Show every line that has the string "College" in it.
* BEGIN *
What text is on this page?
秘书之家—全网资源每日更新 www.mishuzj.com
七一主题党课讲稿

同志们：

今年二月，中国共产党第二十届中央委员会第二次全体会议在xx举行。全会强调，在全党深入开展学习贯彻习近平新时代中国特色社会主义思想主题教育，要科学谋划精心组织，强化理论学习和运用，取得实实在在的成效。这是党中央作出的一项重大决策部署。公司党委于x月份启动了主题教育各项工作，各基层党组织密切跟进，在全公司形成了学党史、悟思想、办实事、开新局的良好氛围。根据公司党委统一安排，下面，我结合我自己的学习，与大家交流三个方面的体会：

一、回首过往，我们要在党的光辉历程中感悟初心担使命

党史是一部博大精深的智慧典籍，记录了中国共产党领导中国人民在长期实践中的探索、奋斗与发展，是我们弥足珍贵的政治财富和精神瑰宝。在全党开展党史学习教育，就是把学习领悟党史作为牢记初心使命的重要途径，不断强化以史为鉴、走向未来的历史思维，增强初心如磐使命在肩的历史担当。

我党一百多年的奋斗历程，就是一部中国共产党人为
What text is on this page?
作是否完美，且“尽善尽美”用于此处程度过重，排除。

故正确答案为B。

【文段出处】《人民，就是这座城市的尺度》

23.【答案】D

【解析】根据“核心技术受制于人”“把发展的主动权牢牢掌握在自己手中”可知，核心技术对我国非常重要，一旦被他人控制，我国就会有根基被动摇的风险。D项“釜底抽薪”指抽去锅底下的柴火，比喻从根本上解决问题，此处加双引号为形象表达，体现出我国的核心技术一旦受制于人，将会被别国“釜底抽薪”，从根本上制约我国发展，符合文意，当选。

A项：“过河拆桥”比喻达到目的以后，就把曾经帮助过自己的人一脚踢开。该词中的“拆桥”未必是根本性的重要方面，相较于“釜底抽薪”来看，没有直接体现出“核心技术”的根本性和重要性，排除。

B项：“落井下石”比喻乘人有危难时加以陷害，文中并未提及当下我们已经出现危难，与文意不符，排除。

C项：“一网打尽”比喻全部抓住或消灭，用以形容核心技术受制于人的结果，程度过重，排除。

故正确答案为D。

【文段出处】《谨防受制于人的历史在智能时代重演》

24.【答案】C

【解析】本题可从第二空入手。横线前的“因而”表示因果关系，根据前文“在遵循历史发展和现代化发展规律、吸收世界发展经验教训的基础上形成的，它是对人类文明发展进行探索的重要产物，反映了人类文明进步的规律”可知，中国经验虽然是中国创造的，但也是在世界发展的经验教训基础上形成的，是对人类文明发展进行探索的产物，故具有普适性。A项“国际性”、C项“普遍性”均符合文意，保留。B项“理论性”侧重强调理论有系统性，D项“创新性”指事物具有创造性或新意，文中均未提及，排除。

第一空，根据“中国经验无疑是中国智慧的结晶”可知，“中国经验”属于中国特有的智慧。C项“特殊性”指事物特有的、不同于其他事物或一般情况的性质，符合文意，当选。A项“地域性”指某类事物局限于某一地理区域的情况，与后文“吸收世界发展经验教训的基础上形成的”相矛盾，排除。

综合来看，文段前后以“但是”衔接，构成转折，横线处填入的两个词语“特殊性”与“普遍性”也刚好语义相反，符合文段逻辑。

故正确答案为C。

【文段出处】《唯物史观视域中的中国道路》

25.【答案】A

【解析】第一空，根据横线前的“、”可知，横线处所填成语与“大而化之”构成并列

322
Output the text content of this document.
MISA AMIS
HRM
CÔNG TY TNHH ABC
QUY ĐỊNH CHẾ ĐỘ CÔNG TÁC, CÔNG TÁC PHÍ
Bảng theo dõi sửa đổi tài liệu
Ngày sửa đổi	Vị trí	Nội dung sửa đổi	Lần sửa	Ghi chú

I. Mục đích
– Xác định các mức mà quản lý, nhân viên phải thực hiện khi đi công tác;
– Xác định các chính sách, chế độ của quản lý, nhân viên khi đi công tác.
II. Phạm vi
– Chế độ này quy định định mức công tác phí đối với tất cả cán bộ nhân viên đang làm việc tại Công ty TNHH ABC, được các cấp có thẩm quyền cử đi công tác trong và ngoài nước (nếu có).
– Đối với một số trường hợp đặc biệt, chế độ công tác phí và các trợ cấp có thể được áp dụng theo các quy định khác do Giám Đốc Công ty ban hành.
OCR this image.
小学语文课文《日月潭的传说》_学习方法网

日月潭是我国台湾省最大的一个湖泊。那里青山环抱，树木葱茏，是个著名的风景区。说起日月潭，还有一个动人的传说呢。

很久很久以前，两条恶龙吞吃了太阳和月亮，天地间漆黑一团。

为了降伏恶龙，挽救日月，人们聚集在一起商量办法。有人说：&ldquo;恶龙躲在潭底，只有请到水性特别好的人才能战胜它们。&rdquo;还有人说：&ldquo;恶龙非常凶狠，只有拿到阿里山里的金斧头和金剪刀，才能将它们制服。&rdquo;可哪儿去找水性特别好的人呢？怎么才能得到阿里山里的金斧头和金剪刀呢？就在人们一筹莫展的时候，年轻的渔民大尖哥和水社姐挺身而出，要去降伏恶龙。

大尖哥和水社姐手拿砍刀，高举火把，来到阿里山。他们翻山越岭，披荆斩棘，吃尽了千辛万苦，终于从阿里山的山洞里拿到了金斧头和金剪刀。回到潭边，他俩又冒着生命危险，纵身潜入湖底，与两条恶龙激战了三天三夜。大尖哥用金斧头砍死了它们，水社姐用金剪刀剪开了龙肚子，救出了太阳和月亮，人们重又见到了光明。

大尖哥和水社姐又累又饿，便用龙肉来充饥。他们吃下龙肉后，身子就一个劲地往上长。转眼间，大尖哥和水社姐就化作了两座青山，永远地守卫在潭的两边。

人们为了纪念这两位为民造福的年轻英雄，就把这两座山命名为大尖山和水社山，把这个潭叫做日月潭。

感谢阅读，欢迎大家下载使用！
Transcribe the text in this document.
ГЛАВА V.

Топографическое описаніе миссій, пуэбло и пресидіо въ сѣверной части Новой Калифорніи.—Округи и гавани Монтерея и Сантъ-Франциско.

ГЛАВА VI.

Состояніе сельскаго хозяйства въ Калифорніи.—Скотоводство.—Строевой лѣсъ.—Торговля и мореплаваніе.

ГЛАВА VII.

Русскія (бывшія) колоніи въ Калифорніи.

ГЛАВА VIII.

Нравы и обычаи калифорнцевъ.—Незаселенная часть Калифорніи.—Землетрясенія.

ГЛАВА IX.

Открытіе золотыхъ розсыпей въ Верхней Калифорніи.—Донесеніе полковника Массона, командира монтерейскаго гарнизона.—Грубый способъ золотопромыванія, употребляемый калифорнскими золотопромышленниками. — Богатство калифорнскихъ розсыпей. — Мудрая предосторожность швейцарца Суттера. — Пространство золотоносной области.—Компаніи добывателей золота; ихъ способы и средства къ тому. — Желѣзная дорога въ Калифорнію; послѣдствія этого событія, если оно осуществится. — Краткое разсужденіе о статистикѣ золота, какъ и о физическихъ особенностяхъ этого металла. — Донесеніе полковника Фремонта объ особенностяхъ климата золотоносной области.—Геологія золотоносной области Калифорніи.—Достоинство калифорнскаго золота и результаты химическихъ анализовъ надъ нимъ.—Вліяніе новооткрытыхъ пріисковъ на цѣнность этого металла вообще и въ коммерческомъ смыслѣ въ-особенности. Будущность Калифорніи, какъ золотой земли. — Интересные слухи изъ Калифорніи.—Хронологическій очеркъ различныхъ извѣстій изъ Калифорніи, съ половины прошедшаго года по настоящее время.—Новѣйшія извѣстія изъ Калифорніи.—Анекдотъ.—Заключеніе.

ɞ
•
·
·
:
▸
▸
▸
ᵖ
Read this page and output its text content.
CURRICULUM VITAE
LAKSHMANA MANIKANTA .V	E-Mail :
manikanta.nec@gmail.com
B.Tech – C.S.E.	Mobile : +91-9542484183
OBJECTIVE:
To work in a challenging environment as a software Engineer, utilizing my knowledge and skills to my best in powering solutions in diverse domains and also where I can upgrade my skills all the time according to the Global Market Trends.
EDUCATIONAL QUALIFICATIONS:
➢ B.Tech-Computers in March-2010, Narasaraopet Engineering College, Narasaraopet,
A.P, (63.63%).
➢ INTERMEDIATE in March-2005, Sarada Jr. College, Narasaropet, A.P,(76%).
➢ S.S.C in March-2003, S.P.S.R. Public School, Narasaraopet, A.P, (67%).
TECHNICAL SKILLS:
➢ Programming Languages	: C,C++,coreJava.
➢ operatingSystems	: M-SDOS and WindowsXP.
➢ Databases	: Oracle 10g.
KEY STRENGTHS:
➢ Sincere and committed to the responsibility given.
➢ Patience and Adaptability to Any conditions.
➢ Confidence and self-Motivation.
* END *
> Correct answer
➢ B.Tech-Computers in March-2010, Narasaraopet Engineering College, Narasaraopet,
➢ INTERMEDIATE in March-2005, Sarada Jr. College, Narasaropet, A.P,(76%).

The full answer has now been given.